Count the lines in the items below that contain the string "this", treating uppercase and lowercase as different. Reply with the number alone.

## INPUT RECORDS

>> START

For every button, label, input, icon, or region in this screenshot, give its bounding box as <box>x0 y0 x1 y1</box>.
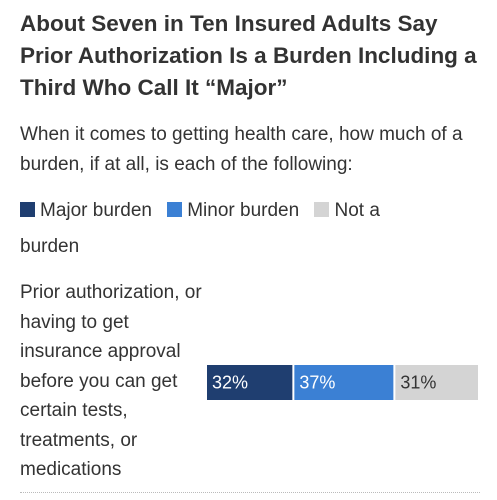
divider <box>20 492 480 493</box>
chart-subtitle: When it comes to getting health care, ho… <box>20 124 463 175</box>
value-label: 37% <box>299 372 335 392</box>
bar-segment <box>294 365 394 400</box>
bar-segment <box>207 365 293 400</box>
legend-label: Major burden <box>40 200 152 221</box>
chart-title: About Seven in Ten Insured Adults Say Pr… <box>20 11 477 100</box>
legend-label: Not a burden <box>20 200 380 257</box>
legend-item: Minor burden <box>167 200 299 221</box>
legend-swatch <box>167 202 183 217</box>
category-label: Prior authorization, or having to get in… <box>20 282 202 480</box>
legend-swatch <box>314 202 330 217</box>
legend: Major burden Minor burden Not a burden <box>20 193 430 265</box>
legend-item: Not a burden <box>20 200 380 257</box>
bar-segment <box>395 365 478 400</box>
legend-label: Minor burden <box>187 200 300 221</box>
value-label: 32% <box>212 372 248 392</box>
legend-swatch <box>20 202 35 217</box>
legend-item: Major burden <box>20 200 152 221</box>
value-label: 31% <box>400 372 436 392</box>
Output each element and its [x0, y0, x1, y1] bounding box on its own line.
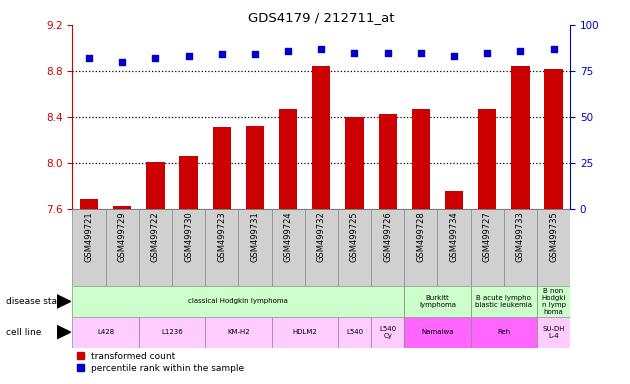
Bar — [404, 317, 471, 348]
Text: Reh: Reh — [497, 329, 510, 335]
Polygon shape — [57, 325, 71, 339]
Text: GSM499724: GSM499724 — [284, 212, 292, 262]
Text: L540
Cy: L540 Cy — [379, 326, 396, 339]
Bar — [72, 317, 139, 348]
Bar — [371, 209, 404, 286]
Text: L540: L540 — [346, 329, 363, 335]
Bar — [180, 156, 198, 209]
Text: Namalwa: Namalwa — [421, 329, 454, 335]
Bar — [537, 286, 570, 317]
Bar — [404, 286, 471, 317]
Point — [117, 59, 127, 65]
Text: GSM499722: GSM499722 — [151, 212, 160, 262]
Bar — [512, 66, 529, 209]
Bar — [471, 286, 537, 317]
Bar — [305, 209, 338, 286]
Text: GSM499731: GSM499731 — [251, 212, 260, 262]
Bar — [139, 209, 172, 286]
Point — [183, 53, 193, 60]
Point — [515, 48, 525, 54]
Text: GSM499726: GSM499726 — [383, 212, 392, 262]
Bar — [72, 286, 404, 317]
Bar — [338, 209, 371, 286]
Bar — [338, 317, 371, 348]
Point — [250, 51, 260, 58]
Bar — [478, 109, 496, 209]
Bar — [246, 126, 264, 209]
Text: GSM499734: GSM499734 — [450, 212, 459, 262]
Bar — [537, 209, 570, 286]
Bar — [537, 317, 570, 348]
Bar — [238, 209, 272, 286]
Bar — [371, 317, 404, 348]
Bar — [80, 199, 98, 209]
Bar — [213, 127, 231, 209]
Text: KM-H2: KM-H2 — [227, 329, 249, 335]
Legend: transformed count, percentile rank within the sample: transformed count, percentile rank withi… — [77, 352, 244, 373]
Point — [84, 55, 94, 61]
Bar — [72, 209, 106, 286]
Bar — [544, 69, 563, 209]
Text: HDLM2: HDLM2 — [292, 329, 317, 335]
Text: disease state: disease state — [6, 297, 67, 306]
Text: SU-DH
L-4: SU-DH L-4 — [542, 326, 565, 339]
Bar — [504, 209, 537, 286]
Text: L1236: L1236 — [161, 329, 183, 335]
Bar — [113, 206, 131, 209]
Bar — [379, 114, 397, 209]
Point — [416, 50, 426, 56]
Text: GSM499723: GSM499723 — [217, 212, 226, 262]
Text: L428: L428 — [97, 329, 114, 335]
Point — [316, 46, 326, 52]
Bar — [279, 109, 297, 209]
Text: GSM499721: GSM499721 — [84, 212, 93, 262]
Bar — [437, 209, 471, 286]
Title: GDS4179 / 212711_at: GDS4179 / 212711_at — [248, 11, 394, 24]
Text: GSM499735: GSM499735 — [549, 212, 558, 262]
Bar — [272, 209, 305, 286]
Bar — [205, 317, 272, 348]
Point — [283, 48, 293, 54]
Text: GSM499728: GSM499728 — [416, 212, 425, 262]
Point — [449, 53, 459, 60]
Text: GSM499725: GSM499725 — [350, 212, 359, 262]
Text: GSM499733: GSM499733 — [516, 212, 525, 262]
Bar — [106, 209, 139, 286]
Point — [482, 50, 492, 56]
Polygon shape — [57, 295, 71, 308]
Point — [350, 50, 360, 56]
Point — [549, 46, 559, 52]
Bar — [312, 66, 330, 209]
Bar — [272, 317, 338, 348]
Text: GSM499729: GSM499729 — [118, 212, 127, 262]
Text: GSM499727: GSM499727 — [483, 212, 491, 262]
Text: GSM499732: GSM499732 — [317, 212, 326, 262]
Bar — [471, 317, 537, 348]
Text: classical Hodgkin lymphoma: classical Hodgkin lymphoma — [188, 298, 289, 305]
Bar — [139, 317, 205, 348]
Bar — [146, 162, 164, 209]
Bar — [412, 109, 430, 209]
Bar — [445, 191, 463, 209]
Bar — [172, 209, 205, 286]
Point — [382, 50, 392, 56]
Text: B acute lympho
blastic leukemia: B acute lympho blastic leukemia — [475, 295, 532, 308]
Bar — [404, 209, 437, 286]
Text: GSM499730: GSM499730 — [184, 212, 193, 262]
Point — [217, 51, 227, 58]
Text: B non
Hodgki
n lymp
homa: B non Hodgki n lymp homa — [541, 288, 566, 315]
Point — [151, 55, 161, 61]
Text: cell line: cell line — [6, 328, 42, 337]
Bar — [205, 209, 238, 286]
Bar — [471, 209, 504, 286]
Text: Burkitt
lymphoma: Burkitt lymphoma — [419, 295, 456, 308]
Bar — [345, 117, 364, 209]
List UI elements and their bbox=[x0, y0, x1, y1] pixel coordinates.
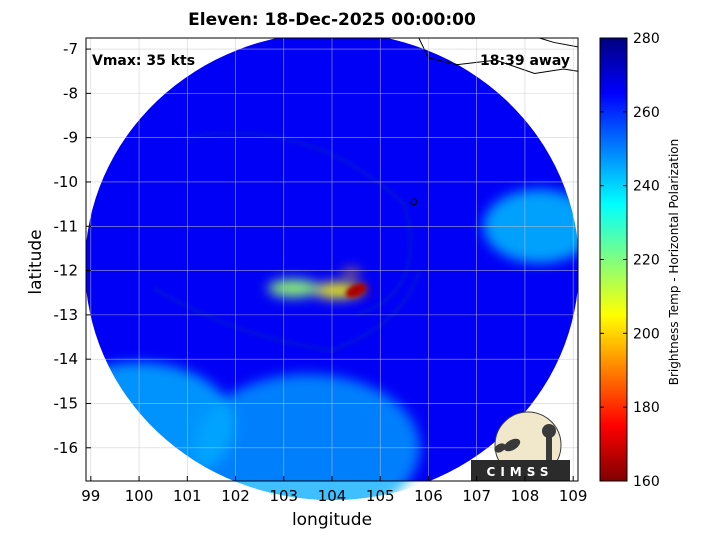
y-tick-label: -8 bbox=[63, 84, 78, 102]
x-tick-label: 109 bbox=[559, 487, 588, 505]
colorbar-label: Brightness Temp - Horizontal Polarizatio… bbox=[667, 138, 681, 386]
colorbar-tick-label: 220 bbox=[633, 253, 660, 269]
y-tick-label: -16 bbox=[54, 439, 79, 457]
x-tick-label: 99 bbox=[81, 487, 100, 505]
logo-text: CIMSS bbox=[487, 465, 554, 479]
spiral-band bbox=[187, 131, 412, 317]
swath-feature bbox=[342, 269, 360, 277]
colorbar-tick-label: 200 bbox=[633, 326, 660, 342]
colorbar-tick-label: 160 bbox=[633, 474, 660, 490]
logo-bar bbox=[471, 460, 570, 481]
y-tick-label: -13 bbox=[54, 306, 79, 324]
y-tick-label: -14 bbox=[54, 350, 79, 368]
x-tick-label: 105 bbox=[366, 487, 395, 505]
chart-title: Eleven: 18-Dec-2025 00:00:00 bbox=[188, 10, 476, 30]
colorbar-tick-label: 180 bbox=[633, 400, 660, 416]
y-tick-label: -12 bbox=[54, 262, 79, 280]
colorbar bbox=[599, 37, 628, 482]
colorbar-tick-label: 240 bbox=[633, 179, 660, 195]
y-tick-label: -15 bbox=[54, 394, 79, 412]
logo-dish bbox=[503, 438, 521, 452]
y-tick-label: -10 bbox=[54, 173, 79, 191]
x-axis-label: longitude bbox=[291, 510, 373, 530]
y-axis-label: latitude bbox=[26, 229, 46, 295]
y-tick-label: -7 bbox=[63, 40, 78, 58]
colorbar-ticks: 280 260 240 220 200 180 160 bbox=[600, 31, 660, 490]
y-tick-label: -9 bbox=[63, 129, 78, 147]
x-tick-label: 104 bbox=[318, 487, 347, 505]
y-tick-label: -11 bbox=[54, 217, 79, 235]
x-tick-label: 101 bbox=[173, 487, 202, 505]
swath-feature bbox=[267, 279, 320, 298]
logo-tower-tank bbox=[542, 424, 556, 438]
x-tick-label: 106 bbox=[414, 487, 443, 505]
cimss-logo: CIMSS bbox=[471, 411, 570, 481]
logo-tower bbox=[546, 436, 552, 460]
x-tick-label: 108 bbox=[511, 487, 540, 505]
x-tick-label: 107 bbox=[462, 487, 491, 505]
colorbar-tick-label: 280 bbox=[633, 31, 660, 47]
time-away-annotation: 18:39 away bbox=[480, 53, 570, 69]
x-tick-label: 100 bbox=[125, 487, 154, 505]
y-axis: -7 -8 -9 -10 -11 -12 -13 -14 -15 -16 bbox=[54, 40, 91, 457]
x-tick-label: 102 bbox=[221, 487, 250, 505]
gridlines bbox=[86, 38, 578, 481]
eyewall-core bbox=[345, 283, 367, 298]
colorbar-tick-label: 260 bbox=[633, 105, 660, 121]
island bbox=[410, 198, 418, 206]
logo-dish bbox=[494, 443, 506, 453]
x-tick-label: 103 bbox=[269, 487, 298, 505]
x-axis: 99 100 101 102 103 104 105 106 107 108 109 bbox=[81, 476, 587, 505]
vmax-annotation: Vmax: 35 kts bbox=[92, 53, 196, 69]
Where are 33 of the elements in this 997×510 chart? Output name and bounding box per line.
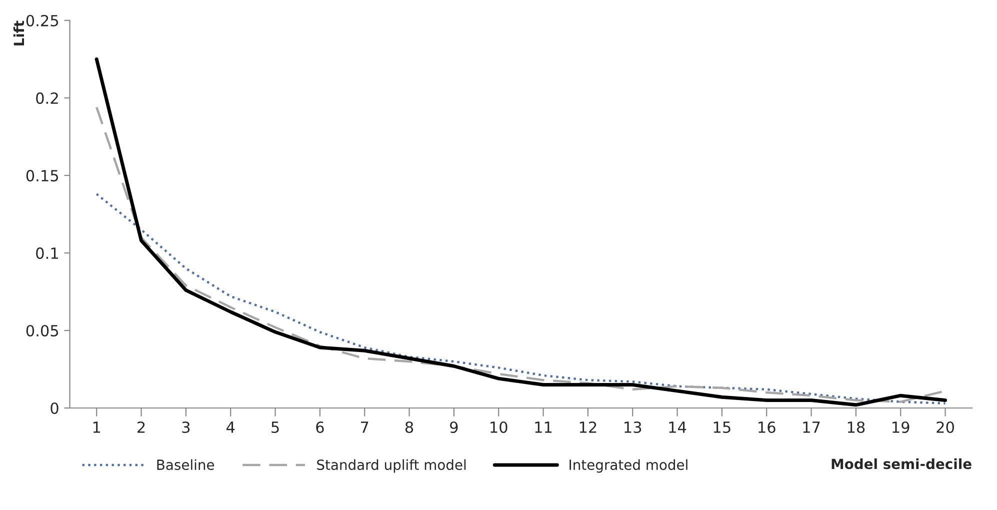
- x-tick-label: 3: [182, 421, 190, 434]
- line-series: [95, 192, 946, 404]
- y-tick-label: 0.05: [26, 324, 58, 336]
- x-tick-label: 7: [360, 422, 368, 433]
- x-tick-label: 17: [803, 422, 820, 433]
- x-tick-label: 2: [138, 421, 145, 433]
- x-tick-label: 19: [892, 421, 910, 434]
- y-tick-label: 0: [50, 402, 58, 414]
- y-tick-label: 0.2: [36, 92, 58, 104]
- y-tick-label: 0.1: [36, 247, 58, 259]
- x-axis-title: Model semi-decile: [832, 458, 972, 470]
- legend-label: Baseline: [157, 459, 214, 470]
- x-tick-label: 14: [669, 422, 686, 433]
- x-tick-label: 12: [580, 421, 596, 433]
- x-tick-label: 15: [714, 422, 730, 434]
- y-tick-label: 0.25: [26, 14, 58, 26]
- y-tick-label: 0.15: [26, 170, 58, 182]
- x-tick-label: 9: [450, 421, 458, 434]
- x-tick-label: 8: [405, 421, 414, 434]
- legend-label: Standard uplift model: [317, 459, 466, 473]
- legend-label: Integrated model: [570, 459, 688, 473]
- x-tick-label: 13: [624, 421, 642, 434]
- y-axis-title: Lift: [13, 20, 24, 46]
- x-tick-label: 5: [272, 422, 279, 434]
- x-tick-label: 20: [936, 421, 954, 434]
- x-tick-label: 18: [848, 421, 865, 434]
- x-tick-label: 10: [490, 421, 508, 434]
- x-tick-label: 11: [535, 422, 552, 433]
- x-tick-label: 6: [316, 421, 324, 434]
- x-tick-label: 16: [758, 421, 776, 434]
- x-tick-label: 4: [226, 422, 235, 433]
- x-tick-label: 1: [93, 422, 100, 433]
- line-series: [94, 57, 948, 407]
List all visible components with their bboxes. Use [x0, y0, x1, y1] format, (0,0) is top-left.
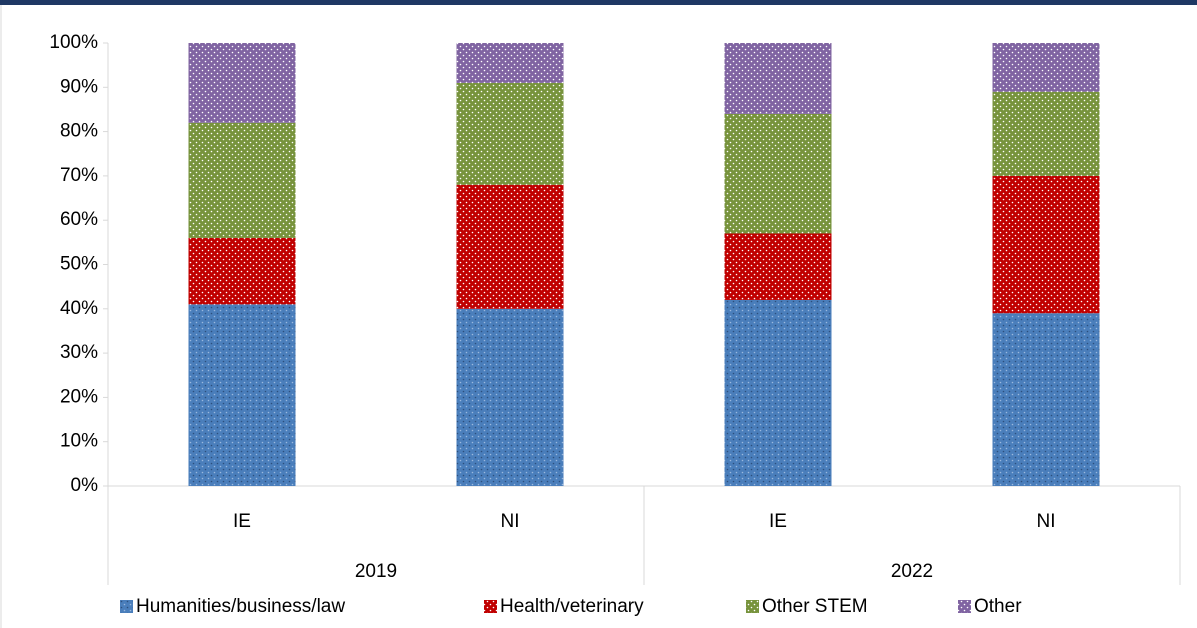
y-tick-label: 90% [60, 76, 98, 97]
y-tick-label: 10% [60, 431, 98, 452]
x-tick-label: IE [769, 511, 787, 532]
bar-segment [188, 122, 296, 238]
bar-segment [724, 113, 832, 234]
bar-segment [188, 43, 296, 123]
y-tick-label: 0% [71, 475, 99, 496]
x-tick-label: NI [501, 511, 520, 532]
x-tick-label: IE [233, 511, 251, 532]
legend-swatch [120, 600, 133, 613]
bar-segment [456, 184, 564, 309]
legend-swatch [484, 600, 497, 613]
bar-segment [724, 233, 832, 300]
y-tick-label: 100% [49, 32, 98, 53]
bar-segment [724, 299, 832, 486]
legend-label: Humanities/business/law [136, 596, 345, 617]
bar-segment [188, 237, 296, 305]
group-label: 2019 [355, 561, 397, 582]
y-tick-label: 70% [60, 165, 98, 186]
legend-label: Other [974, 596, 1022, 617]
bar-segment [456, 82, 564, 185]
y-tick-label: 30% [60, 342, 98, 363]
bar-segment [456, 308, 564, 486]
y-tick-label: 60% [60, 209, 98, 230]
y-tick-label: 80% [60, 121, 98, 142]
legend-swatch [958, 600, 971, 613]
bar-segment [724, 43, 832, 114]
bar-segment [992, 313, 1100, 486]
legend-label: Health/veterinary [500, 596, 644, 617]
bar-segment [992, 175, 1100, 314]
top-border [0, 0, 1197, 5]
legend-label: Other STEM [762, 596, 868, 617]
x-tick-label: NI [1037, 511, 1056, 532]
group-label: 2022 [891, 561, 933, 582]
y-tick-label: 40% [60, 298, 98, 319]
bar-segment [188, 304, 296, 486]
bar-segment [992, 43, 1100, 92]
y-tick-label: 50% [60, 254, 98, 275]
legend-swatch [746, 600, 759, 613]
y-tick-label: 20% [60, 386, 98, 407]
bar-segment [456, 43, 564, 83]
bar-segment [992, 91, 1100, 176]
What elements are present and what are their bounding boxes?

>> END

## FINAL RESULT
2